*The exercise*
Your task is to give the data again, exactly, with every line intact.
═════ Material to process
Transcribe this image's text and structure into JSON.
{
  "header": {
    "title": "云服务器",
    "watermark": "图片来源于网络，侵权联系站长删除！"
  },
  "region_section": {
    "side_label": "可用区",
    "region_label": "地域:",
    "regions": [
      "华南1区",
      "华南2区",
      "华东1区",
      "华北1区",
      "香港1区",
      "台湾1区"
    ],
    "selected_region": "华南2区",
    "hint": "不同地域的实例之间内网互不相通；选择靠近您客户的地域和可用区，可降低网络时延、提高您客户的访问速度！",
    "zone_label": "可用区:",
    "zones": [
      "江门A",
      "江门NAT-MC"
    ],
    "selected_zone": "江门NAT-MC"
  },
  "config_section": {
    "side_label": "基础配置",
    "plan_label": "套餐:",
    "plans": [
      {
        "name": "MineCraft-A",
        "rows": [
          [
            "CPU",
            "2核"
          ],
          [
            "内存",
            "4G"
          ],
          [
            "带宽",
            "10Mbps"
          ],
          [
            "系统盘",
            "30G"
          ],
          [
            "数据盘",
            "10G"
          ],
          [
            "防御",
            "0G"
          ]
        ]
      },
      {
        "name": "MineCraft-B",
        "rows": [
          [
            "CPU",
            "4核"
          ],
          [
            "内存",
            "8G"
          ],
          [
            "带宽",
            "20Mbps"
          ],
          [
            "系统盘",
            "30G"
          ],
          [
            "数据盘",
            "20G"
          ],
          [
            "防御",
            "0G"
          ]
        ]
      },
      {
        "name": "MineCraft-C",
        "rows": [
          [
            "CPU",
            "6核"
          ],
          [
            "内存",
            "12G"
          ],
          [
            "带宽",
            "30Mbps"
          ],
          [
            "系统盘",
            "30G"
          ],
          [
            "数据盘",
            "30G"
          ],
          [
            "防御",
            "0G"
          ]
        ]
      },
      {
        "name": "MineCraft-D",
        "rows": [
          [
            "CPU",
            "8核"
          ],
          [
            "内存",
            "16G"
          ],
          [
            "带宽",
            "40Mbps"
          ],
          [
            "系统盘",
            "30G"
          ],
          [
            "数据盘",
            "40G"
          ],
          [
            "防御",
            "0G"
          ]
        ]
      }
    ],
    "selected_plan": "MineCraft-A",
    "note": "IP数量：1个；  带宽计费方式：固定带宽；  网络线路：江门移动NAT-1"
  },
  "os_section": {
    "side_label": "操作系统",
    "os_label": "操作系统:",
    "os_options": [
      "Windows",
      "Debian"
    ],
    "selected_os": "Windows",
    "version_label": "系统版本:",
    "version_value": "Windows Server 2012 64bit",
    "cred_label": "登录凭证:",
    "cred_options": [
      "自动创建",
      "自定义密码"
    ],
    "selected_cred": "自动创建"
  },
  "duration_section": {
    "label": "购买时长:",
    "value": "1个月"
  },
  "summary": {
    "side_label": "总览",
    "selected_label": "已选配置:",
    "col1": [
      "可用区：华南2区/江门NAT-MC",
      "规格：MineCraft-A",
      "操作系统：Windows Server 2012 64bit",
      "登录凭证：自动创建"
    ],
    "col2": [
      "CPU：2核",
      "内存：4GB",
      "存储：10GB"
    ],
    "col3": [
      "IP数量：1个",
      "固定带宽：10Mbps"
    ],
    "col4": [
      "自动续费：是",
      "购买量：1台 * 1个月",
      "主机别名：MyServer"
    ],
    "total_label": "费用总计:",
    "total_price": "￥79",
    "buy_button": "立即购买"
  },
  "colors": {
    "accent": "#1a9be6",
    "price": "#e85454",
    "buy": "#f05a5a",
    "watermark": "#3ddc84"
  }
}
══════════
*Output*
Transcribe this image's text and structure into JSON.
{
  "header": {
    "title": "云服务器",
    "watermark": "图片来源于网络，侵权联系站长删除！"
  },
  "region_section": {
    "side_label": "可用区",
    "region_label": "地域:",
    "regions": [
      "华南1区",
      "华南2区",
      "华东1区",
      "华北1区",
      "香港1区",
      "台湾1区"
    ],
    "selected_region": "华南2区",
    "hint": "不同地域的实例之间内网互不相通；选择靠近您客户的地域和可用区，可降低网络时延、提高您客户的访问速度！",
    "zone_label": "可用区:",
    "zones": [
      "江门A",
      "江门NAT-MC"
    ],
    "selected_zone": "江门NAT-MC"
  },
  "config_section": {
    "side_label": "基础配置",
    "plan_label": "套餐:",
    "plans": [
      {
        "name": "MineCraft-A",
        "rows": [
          [
            "CPU",
            "2核"
          ],
          [
            "内存",
            "4G"
          ],
          [
            "带宽",
            "10Mbps"
          ],
          [
            "系统盘",
            "30G"
          ],
          [
            "数据盘",
            "10G"
          ],
          [
            "防御",
            "0G"
          ]
        ]
      },
      {
        "name": "MineCraft-B",
        "rows": [
          [
            "CPU",
            "4核"
          ],
          [
            "内存",
            "8G"
          ],
          [
            "带宽",
            "20Mbps"
          ],
          [
            "系统盘",
            "30G"
          ],
          [
            "数据盘",
            "20G"
          ],
          [
            "防御",
            "0G"
          ]
        ]
      },
      {
        "name": "MineCraft-C",
        "rows": [
          [
            "CPU",
            "6核"
          ],
          [
            "内存",
            "12G"
          ],
          [
            "带宽",
            "30Mbps"
          ],
          [
            "系统盘",
            "30G"
          ],
          [
            "数据盘",
            "30G"
          ],
          [
            "防御",
            "0G"
          ]
        ]
      },
      {
        "name": "MineCraft-D",
        "rows": [
          [
            "CPU",
            "8核"
          ],
          [
            "内存",
            "16G"
          ],
          [
            "带宽",
            "40Mbps"
          ],
          [
            "系统盘",
            "30G"
          ],
          [
            "数据盘",
            "40G"
          ],
          [
            "防御",
            "0G"
          ]
        ]
      }
    ],
    "selected_plan": "MineCraft-A",
    "note": "IP数量：1个；  带宽计费方式：固定带宽；  网络线路：江门移动NAT-1"
  },
  "os_section": {
    "side_label": "操作系统",
    "os_label": "操作系统:",
    "os_options": [
      "Windows",
      "Debian"
    ],
    "selected_os": "Windows",
    "version_label": "系统版本:",
    "version_value": "Windows Server 2012 64bit",
    "cred_label": "登录凭证:",
    "cred_options": [
      "自动创建",
      "自定义密码"
    ],
    "selected_cred": "自动创建"
  },
  "duration_section": {
    "label": "购买时长:",
    "value": "1个月"
  },
  "summary": {
    "side_label": "总览",
    "selected_label": "已选配置:",
    "col1": [
      "可用区：华南2区/江门NAT-MC",
      "规格：MineCraft-A",
      "操作系统：Windows Server 2012 64bit",
      "登录凭证：自动创建"
    ],
    "col2": [
      "CPU：2核",
      "内存：4GB",
      "存储：10GB"
    ],
    "col3": [
      "IP数量：1个",
      "固定带宽：10Mbps"
    ],
    "col4": [
      "自动续费：是",
      "购买量：1台 * 1个月",
      "主机别名：MyServer"
    ],
    "total_label": "费用总计:",
    "total_price": "￥79",
    "buy_button": "立即购买"
  },
  "colors": {
    "accent": "#1a9be6",
    "price": "#e85454",
    "buy": "#f05a5a",
    "watermark": "#3ddc84"
  }
}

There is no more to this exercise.